------ Input

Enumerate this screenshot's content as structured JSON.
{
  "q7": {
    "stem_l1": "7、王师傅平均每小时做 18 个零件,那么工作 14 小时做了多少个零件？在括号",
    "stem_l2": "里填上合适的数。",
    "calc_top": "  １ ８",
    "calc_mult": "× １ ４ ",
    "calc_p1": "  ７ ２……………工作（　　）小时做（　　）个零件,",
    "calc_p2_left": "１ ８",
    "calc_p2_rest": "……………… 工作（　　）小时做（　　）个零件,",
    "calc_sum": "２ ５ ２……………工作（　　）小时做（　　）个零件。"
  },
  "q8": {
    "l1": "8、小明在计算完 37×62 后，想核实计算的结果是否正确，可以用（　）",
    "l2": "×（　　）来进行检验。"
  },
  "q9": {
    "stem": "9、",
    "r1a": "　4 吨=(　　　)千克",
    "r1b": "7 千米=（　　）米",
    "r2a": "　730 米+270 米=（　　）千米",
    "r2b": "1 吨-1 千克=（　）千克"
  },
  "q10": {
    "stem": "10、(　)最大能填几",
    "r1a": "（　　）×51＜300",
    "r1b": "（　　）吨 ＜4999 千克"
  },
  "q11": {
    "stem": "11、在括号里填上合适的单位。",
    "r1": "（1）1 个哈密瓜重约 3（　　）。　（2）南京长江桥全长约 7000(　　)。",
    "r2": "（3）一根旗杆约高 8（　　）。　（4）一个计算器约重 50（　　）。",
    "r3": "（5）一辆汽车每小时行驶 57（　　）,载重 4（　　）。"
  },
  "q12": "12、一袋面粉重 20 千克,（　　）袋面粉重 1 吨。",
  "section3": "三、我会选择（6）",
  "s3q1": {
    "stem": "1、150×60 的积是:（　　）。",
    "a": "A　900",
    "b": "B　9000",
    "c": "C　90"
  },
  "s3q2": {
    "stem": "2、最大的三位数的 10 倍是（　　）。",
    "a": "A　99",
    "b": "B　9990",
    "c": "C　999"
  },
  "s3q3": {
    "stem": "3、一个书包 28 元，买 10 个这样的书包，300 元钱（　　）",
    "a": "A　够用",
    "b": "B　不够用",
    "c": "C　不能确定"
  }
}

------------

• **Exercise task**
Write the data from above out again, exactly.

• **Task solution**
Enumerate this screenshot's content as structured JSON.
{
  "q7": {
    "stem_l1": "7、王师傅平均每小时做 18 个零件,那么工作 14 小时做了多少个零件？在括号",
    "stem_l2": "里填上合适的数。",
    "calc_top": "  １ ８",
    "calc_mult": "× １ ４ ",
    "calc_p1": "  ７ ２……………工作（　　）小时做（　　）个零件,",
    "calc_p2_left": "１ ８",
    "calc_p2_rest": "……………… 工作（　　）小时做（　　）个零件,",
    "calc_sum": "２ ５ ２……………工作（　　）小时做（　　）个零件。"
  },
  "q8": {
    "l1": "8、小明在计算完 37×62 后，想核实计算的结果是否正确，可以用（　）",
    "l2": "×（　　）来进行检验。"
  },
  "q9": {
    "stem": "9、",
    "r1a": "　4 吨=(　　　)千克",
    "r1b": "7 千米=（　　）米",
    "r2a": "　730 米+270 米=（　　）千米",
    "r2b": "1 吨-1 千克=（　）千克"
  },
  "q10": {
    "stem": "10、(　)最大能填几",
    "r1a": "（　　）×51＜300",
    "r1b": "（　　）吨 ＜4999 千克"
  },
  "q11": {
    "stem": "11、在括号里填上合适的单位。",
    "r1": "（1）1 个哈密瓜重约 3（　　）。　（2）南京长江桥全长约 7000(　　)。",
    "r2": "（3）一根旗杆约高 8（　　）。　（4）一个计算器约重 50（　　）。",
    "r3": "（5）一辆汽车每小时行驶 57（　　）,载重 4（　　）。"
  },
  "q12": "12、一袋面粉重 20 千克,（　　）袋面粉重 1 吨。",
  "section3": "三、我会选择（6）",
  "s3q1": {
    "stem": "1、150×60 的积是:（　　）。",
    "a": "A　900",
    "b": "B　9000",
    "c": "C　90"
  },
  "s3q2": {
    "stem": "2、最大的三位数的 10 倍是（　　）。",
    "a": "A　99",
    "b": "B　9990",
    "c": "C　999"
  },
  "s3q3": {
    "stem": "3、一个书包 28 元，买 10 个这样的书包，300 元钱（　　）",
    "a": "A　够用",
    "b": "B　不够用",
    "c": "C　不能确定"
  }
}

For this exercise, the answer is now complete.